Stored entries

START

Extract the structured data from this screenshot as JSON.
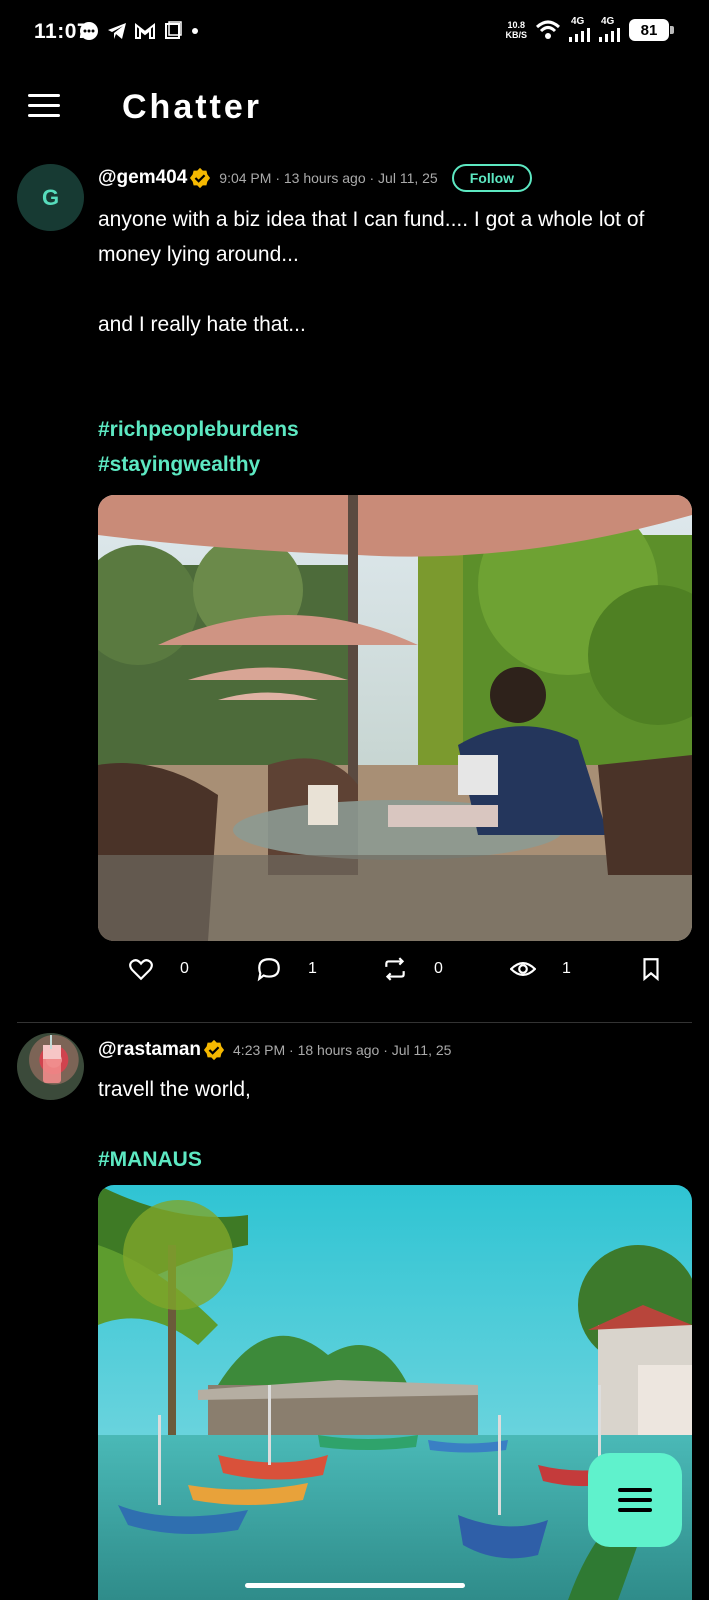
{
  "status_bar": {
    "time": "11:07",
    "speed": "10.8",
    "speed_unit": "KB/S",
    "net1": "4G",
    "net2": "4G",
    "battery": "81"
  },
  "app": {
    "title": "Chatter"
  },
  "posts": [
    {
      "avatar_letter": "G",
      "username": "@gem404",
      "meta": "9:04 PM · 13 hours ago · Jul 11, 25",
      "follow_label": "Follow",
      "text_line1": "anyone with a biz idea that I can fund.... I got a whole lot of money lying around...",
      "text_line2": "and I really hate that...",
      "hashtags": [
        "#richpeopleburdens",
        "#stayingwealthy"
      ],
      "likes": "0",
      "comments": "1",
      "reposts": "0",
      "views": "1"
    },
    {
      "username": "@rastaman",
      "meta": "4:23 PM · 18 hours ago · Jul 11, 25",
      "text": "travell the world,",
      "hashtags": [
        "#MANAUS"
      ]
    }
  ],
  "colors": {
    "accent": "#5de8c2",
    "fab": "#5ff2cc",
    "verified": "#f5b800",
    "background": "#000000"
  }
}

END

• [EXERCISE TASK] Which lines contain "that"? Copy each of them.

• [RESPONSE TO THIS TASK]
      "text_line1": "anyone with a biz idea that I can fund.... I got a whole lot of money lying around...",
      "text_line2": "and I really hate that...",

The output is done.